[START OF GIVEN ENTRIES]
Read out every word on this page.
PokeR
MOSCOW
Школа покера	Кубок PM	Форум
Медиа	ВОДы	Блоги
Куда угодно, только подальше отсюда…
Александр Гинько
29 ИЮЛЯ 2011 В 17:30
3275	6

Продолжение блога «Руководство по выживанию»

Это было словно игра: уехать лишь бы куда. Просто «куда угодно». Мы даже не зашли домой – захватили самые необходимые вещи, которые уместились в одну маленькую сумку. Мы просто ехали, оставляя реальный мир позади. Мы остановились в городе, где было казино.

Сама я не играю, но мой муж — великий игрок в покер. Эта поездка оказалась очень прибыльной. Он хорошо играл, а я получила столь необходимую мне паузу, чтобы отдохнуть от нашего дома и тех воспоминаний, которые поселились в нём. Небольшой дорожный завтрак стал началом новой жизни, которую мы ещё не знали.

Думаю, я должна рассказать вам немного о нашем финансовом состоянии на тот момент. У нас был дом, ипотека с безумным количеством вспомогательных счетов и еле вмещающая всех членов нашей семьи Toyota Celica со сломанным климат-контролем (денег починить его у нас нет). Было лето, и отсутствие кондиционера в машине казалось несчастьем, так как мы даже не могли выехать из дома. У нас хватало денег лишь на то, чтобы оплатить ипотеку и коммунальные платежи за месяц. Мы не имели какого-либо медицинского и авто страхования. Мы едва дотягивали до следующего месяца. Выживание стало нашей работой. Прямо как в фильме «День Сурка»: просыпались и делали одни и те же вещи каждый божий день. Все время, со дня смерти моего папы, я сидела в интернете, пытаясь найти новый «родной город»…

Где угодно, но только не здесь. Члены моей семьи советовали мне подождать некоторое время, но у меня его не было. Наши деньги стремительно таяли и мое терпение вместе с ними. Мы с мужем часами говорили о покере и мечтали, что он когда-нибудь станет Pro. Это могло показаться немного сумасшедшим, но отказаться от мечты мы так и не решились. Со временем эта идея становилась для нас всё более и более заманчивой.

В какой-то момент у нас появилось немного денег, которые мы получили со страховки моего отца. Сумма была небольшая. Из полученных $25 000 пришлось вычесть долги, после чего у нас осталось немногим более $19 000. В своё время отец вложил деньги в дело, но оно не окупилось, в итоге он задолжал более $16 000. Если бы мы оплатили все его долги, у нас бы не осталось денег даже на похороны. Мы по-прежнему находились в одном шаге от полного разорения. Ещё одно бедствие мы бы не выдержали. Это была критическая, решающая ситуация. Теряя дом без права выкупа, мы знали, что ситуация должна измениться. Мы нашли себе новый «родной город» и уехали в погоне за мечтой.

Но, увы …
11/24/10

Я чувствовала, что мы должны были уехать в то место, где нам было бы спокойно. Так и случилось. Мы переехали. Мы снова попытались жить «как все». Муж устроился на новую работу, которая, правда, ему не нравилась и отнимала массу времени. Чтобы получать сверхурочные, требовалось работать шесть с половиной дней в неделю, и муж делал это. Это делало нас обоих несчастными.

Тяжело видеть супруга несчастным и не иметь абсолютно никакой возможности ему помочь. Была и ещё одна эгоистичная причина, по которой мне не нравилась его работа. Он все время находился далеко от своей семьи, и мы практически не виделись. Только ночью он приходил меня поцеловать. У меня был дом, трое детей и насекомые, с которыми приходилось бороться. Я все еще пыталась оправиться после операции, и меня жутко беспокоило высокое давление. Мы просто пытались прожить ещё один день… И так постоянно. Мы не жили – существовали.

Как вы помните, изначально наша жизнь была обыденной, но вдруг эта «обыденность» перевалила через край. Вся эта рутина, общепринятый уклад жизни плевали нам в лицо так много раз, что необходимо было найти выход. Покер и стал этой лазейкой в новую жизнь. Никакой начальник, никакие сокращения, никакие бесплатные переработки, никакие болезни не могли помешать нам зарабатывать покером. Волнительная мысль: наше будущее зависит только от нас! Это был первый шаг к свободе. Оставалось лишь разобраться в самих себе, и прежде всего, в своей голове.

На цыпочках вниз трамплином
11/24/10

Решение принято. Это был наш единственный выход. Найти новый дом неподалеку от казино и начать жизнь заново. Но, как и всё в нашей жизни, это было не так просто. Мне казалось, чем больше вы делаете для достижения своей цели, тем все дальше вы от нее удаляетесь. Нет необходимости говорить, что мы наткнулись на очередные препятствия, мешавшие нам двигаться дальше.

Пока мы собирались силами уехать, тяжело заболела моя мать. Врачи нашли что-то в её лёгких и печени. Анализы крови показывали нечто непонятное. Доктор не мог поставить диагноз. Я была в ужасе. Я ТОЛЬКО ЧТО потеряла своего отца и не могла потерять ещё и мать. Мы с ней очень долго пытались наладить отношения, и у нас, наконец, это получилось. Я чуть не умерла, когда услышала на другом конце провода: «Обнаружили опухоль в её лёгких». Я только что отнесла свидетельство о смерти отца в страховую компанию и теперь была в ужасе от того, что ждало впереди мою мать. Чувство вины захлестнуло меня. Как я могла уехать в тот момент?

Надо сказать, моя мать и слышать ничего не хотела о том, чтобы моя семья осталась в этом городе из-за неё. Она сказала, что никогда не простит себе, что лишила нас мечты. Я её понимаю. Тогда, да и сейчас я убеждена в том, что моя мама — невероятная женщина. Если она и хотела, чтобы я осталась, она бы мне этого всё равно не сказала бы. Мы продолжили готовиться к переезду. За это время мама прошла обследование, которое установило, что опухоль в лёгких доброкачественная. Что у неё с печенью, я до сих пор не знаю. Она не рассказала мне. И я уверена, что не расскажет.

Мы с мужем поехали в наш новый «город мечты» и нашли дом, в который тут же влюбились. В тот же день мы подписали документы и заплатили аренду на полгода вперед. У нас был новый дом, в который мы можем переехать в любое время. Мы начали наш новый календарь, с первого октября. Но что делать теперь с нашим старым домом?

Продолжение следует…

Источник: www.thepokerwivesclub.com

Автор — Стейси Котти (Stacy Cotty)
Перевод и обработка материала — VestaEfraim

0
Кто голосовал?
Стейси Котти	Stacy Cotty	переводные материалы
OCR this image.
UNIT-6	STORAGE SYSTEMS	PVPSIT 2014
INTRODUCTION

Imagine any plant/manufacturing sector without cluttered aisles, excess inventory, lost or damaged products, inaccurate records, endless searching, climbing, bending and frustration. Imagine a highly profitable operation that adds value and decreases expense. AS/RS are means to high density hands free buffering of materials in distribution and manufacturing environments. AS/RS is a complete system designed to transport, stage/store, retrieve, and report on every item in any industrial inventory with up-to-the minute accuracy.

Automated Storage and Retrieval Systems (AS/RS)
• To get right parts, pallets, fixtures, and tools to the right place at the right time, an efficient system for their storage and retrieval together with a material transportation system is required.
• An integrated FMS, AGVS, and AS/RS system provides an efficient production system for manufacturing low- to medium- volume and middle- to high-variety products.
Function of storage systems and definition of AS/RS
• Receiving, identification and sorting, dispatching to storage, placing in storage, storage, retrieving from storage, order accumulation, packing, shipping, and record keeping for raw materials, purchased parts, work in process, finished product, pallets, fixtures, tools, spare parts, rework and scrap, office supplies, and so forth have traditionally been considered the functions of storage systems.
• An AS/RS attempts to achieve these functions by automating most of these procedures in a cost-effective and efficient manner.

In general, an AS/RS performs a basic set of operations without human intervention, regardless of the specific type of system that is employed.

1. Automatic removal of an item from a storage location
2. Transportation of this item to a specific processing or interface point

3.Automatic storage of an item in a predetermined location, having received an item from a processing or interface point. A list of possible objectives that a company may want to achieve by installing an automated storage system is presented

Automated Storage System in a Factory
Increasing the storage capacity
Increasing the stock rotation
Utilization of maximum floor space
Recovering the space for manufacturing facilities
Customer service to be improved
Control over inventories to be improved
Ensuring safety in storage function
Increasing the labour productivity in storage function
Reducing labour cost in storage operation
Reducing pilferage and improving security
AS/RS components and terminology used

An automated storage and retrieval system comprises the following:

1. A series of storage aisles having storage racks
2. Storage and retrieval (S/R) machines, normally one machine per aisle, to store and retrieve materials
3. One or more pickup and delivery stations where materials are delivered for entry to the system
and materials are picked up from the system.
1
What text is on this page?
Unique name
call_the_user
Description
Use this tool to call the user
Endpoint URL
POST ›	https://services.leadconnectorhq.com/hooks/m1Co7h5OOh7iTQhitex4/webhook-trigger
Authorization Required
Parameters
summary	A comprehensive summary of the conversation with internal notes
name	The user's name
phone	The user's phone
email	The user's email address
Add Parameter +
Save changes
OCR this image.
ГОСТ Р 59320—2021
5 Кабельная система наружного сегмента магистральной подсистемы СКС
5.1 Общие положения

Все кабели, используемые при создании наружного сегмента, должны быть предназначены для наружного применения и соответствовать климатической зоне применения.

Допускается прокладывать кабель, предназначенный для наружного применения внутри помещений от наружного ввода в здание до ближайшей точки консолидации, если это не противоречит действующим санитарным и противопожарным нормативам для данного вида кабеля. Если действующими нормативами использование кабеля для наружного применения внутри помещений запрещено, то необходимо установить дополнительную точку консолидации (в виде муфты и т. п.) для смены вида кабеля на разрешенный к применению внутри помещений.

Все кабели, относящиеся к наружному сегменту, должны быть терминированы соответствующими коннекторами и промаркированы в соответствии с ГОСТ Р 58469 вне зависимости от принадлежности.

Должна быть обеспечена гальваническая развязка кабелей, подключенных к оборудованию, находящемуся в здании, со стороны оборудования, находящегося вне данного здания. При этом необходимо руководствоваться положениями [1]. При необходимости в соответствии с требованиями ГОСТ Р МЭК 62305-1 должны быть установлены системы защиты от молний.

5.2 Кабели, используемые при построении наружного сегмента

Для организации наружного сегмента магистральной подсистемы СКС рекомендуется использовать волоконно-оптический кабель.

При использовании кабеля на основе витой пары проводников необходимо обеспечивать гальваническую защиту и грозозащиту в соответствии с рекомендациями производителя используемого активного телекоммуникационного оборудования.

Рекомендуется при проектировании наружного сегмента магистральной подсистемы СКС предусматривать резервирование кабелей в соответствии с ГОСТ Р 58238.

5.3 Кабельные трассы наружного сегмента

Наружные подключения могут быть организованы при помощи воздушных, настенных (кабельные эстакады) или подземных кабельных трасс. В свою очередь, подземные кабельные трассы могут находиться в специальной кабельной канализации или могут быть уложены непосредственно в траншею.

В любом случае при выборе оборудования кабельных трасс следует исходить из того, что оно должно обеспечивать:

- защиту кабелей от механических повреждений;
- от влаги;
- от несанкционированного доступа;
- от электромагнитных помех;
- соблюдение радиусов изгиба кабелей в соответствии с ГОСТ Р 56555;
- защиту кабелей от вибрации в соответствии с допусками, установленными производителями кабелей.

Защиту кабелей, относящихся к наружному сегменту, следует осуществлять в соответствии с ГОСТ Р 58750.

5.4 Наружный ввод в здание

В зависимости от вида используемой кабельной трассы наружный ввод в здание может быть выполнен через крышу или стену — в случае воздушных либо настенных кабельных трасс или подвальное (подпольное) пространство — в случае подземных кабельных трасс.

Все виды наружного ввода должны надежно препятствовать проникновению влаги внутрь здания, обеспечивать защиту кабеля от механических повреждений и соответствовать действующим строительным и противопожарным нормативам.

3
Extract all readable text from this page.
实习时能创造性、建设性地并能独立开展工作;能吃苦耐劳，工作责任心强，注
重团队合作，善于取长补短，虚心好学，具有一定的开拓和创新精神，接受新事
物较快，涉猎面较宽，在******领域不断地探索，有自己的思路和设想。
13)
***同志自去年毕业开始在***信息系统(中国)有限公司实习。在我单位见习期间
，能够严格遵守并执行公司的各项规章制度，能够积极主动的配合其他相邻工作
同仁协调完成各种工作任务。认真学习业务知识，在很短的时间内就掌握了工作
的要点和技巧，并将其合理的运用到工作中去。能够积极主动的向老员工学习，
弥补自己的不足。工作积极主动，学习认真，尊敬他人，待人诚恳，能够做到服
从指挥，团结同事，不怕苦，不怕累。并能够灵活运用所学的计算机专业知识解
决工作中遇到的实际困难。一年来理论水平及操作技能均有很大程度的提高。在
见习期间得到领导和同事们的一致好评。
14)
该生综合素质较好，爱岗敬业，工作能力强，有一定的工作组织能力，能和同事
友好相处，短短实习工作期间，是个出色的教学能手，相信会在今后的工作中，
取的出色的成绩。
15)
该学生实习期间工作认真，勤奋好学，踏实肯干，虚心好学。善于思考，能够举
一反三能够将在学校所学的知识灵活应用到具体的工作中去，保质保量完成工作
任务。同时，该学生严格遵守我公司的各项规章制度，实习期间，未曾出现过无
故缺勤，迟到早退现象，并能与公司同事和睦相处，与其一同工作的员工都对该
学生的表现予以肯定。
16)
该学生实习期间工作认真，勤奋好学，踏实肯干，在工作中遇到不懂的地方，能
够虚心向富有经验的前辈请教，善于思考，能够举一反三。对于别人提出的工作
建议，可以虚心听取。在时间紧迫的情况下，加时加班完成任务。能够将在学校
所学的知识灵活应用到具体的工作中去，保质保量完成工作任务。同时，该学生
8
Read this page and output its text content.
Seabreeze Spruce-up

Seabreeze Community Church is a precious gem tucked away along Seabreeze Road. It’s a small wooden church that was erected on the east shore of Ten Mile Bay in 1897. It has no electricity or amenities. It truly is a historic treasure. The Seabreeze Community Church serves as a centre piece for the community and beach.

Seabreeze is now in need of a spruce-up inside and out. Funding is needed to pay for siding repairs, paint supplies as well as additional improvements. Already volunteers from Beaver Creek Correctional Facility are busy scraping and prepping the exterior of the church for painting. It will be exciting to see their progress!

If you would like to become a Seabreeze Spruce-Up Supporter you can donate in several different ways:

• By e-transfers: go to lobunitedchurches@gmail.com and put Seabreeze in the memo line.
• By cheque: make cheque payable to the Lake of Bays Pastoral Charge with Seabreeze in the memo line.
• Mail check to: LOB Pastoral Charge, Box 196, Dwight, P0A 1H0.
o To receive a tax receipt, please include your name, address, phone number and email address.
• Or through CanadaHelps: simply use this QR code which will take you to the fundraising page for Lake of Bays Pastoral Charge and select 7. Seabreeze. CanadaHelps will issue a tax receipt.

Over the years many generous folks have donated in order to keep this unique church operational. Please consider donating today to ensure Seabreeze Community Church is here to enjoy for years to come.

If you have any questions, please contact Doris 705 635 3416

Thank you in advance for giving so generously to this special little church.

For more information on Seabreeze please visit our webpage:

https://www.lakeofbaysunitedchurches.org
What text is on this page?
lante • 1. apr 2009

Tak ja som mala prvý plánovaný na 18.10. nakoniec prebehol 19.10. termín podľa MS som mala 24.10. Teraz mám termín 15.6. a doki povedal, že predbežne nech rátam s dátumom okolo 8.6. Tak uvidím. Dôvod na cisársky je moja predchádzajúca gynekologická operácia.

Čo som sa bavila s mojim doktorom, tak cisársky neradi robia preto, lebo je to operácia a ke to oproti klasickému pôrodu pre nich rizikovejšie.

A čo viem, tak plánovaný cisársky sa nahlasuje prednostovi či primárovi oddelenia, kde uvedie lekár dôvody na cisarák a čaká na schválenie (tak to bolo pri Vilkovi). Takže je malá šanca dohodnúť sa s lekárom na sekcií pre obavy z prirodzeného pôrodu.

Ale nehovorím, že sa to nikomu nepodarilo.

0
[END OF GIVEN ENTRIES]
_CHALLENGE:_
List every line in the records above that contains the word "казино".

_ANSWER FOR THE TASK:_
Это было словно игра: уехать лишь бы куда. Просто «куда угодно». Мы даже не зашли домой – захватили самые необходимые вещи, которые уместились в одну маленькую сумку. Мы просто ехали, оставляя реальный мир позади. Мы остановились в городе, где было казино.
Решение принято. Это был наш единственный выход. Найти новый дом неподалеку от казино и начать жизнь заново. Но, как и всё в нашей жизни, это было не так просто. Мне казалось, чем больше вы делаете для достижения своей цели, тем все дальше вы от нее удаляетесь. Нет необходимости говорить, что мы наткнулись на очередные препятствия, мешавшие нам двигаться дальше.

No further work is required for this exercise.